TASK DIRECTIONS:
Copy each of the entries below faithfully, setting aside any pictures.

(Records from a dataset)
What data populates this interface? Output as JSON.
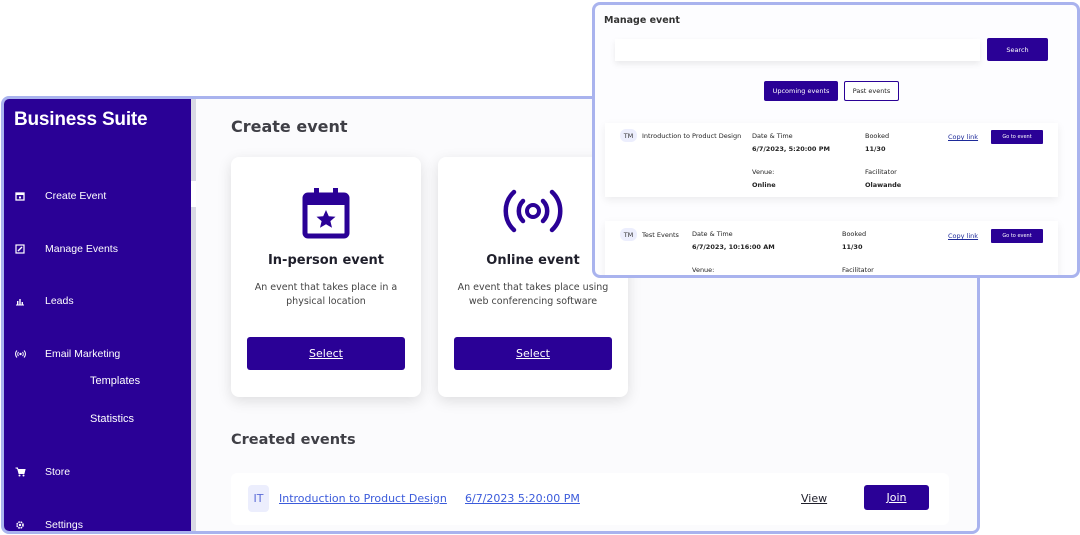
{
  "sidebar": {
    "brand": "Business Suite",
    "items": [
      {
        "label": "Create Event",
        "icon": "calendar-icon"
      },
      {
        "label": "Manage Events",
        "icon": "edit-icon"
      },
      {
        "label": "Leads",
        "icon": "bar-chart-icon"
      },
      {
        "label": "Email Marketing",
        "icon": "broadcast-icon"
      },
      {
        "label": "Store",
        "icon": "cart-icon"
      },
      {
        "label": "Settings",
        "icon": "gear-icon"
      }
    ],
    "sub_items": [
      {
        "label": "Templates"
      },
      {
        "label": "Statistics"
      }
    ]
  },
  "main": {
    "title": "Create event",
    "cards": [
      {
        "title": "In-person event",
        "description": "An event that takes place in a physical location",
        "button": "Select",
        "icon": "calendar-star-icon"
      },
      {
        "title": "Online event",
        "description": "An event that takes place using web conferencing software",
        "button": "Select",
        "icon": "broadcast-icon"
      }
    ],
    "created_title": "Created events",
    "created_events": [
      {
        "initials": "IT",
        "name": "Introduction to Product Design",
        "datetime": "6/7/2023 5:20:00 PM",
        "view_label": "View",
        "join_label": "Join"
      }
    ]
  },
  "manage": {
    "title": "Manage event",
    "search_placeholder": "",
    "search_button": "Search",
    "tabs": [
      {
        "label": "Upcoming events",
        "active": true
      },
      {
        "label": "Past events",
        "active": false
      }
    ],
    "labels": {
      "date_time": "Date & Time",
      "booked": "Booked",
      "venue": "Venue:",
      "facilitator": "Facilitator",
      "copy_link": "Copy link",
      "go_to_event": "Go to event"
    },
    "events": [
      {
        "initials": "TM",
        "name": "Introduction to Product Design",
        "date_time": "6/7/2023, 5:20:00 PM",
        "booked": "11/30",
        "venue": "Online",
        "facilitator": "Olawande"
      },
      {
        "initials": "TM",
        "name": "Test Events",
        "date_time": "6/7/2023, 10:16:00 AM",
        "booked": "11/30",
        "venue": "",
        "facilitator": ""
      }
    ]
  },
  "colors": {
    "primary": "#2a0196",
    "frame": "#a9b3ee",
    "link": "#3b5bdb"
  }
}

ANSWER TO THIS EXERCISE:
What data populates this interface? Output as JSON.
{
  "sidebar": {
    "brand": "Business Suite",
    "items": [
      {
        "label": "Create Event",
        "icon": "calendar-icon"
      },
      {
        "label": "Manage Events",
        "icon": "edit-icon"
      },
      {
        "label": "Leads",
        "icon": "bar-chart-icon"
      },
      {
        "label": "Email Marketing",
        "icon": "broadcast-icon"
      },
      {
        "label": "Store",
        "icon": "cart-icon"
      },
      {
        "label": "Settings",
        "icon": "gear-icon"
      }
    ],
    "sub_items": [
      {
        "label": "Templates"
      },
      {
        "label": "Statistics"
      }
    ]
  },
  "main": {
    "title": "Create event",
    "cards": [
      {
        "title": "In-person event",
        "description": "An event that takes place in a physical location",
        "button": "Select",
        "icon": "calendar-star-icon"
      },
      {
        "title": "Online event",
        "description": "An event that takes place using web conferencing software",
        "button": "Select",
        "icon": "broadcast-icon"
      }
    ],
    "created_title": "Created events",
    "created_events": [
      {
        "initials": "IT",
        "name": "Introduction to Product Design",
        "datetime": "6/7/2023 5:20:00 PM",
        "view_label": "View",
        "join_label": "Join"
      }
    ]
  },
  "manage": {
    "title": "Manage event",
    "search_placeholder": "",
    "search_button": "Search",
    "tabs": [
      {
        "label": "Upcoming events",
        "active": true
      },
      {
        "label": "Past events",
        "active": false
      }
    ],
    "labels": {
      "date_time": "Date & Time",
      "booked": "Booked",
      "venue": "Venue:",
      "facilitator": "Facilitator",
      "copy_link": "Copy link",
      "go_to_event": "Go to event"
    },
    "events": [
      {
        "initials": "TM",
        "name": "Introduction to Product Design",
        "date_time": "6/7/2023, 5:20:00 PM",
        "booked": "11/30",
        "venue": "Online",
        "facilitator": "Olawande"
      },
      {
        "initials": "TM",
        "name": "Test Events",
        "date_time": "6/7/2023, 10:16:00 AM",
        "booked": "11/30",
        "venue": "",
        "facilitator": ""
      }
    ]
  },
  "colors": {
    "primary": "#2a0196",
    "frame": "#a9b3ee",
    "link": "#3b5bdb"
  }
}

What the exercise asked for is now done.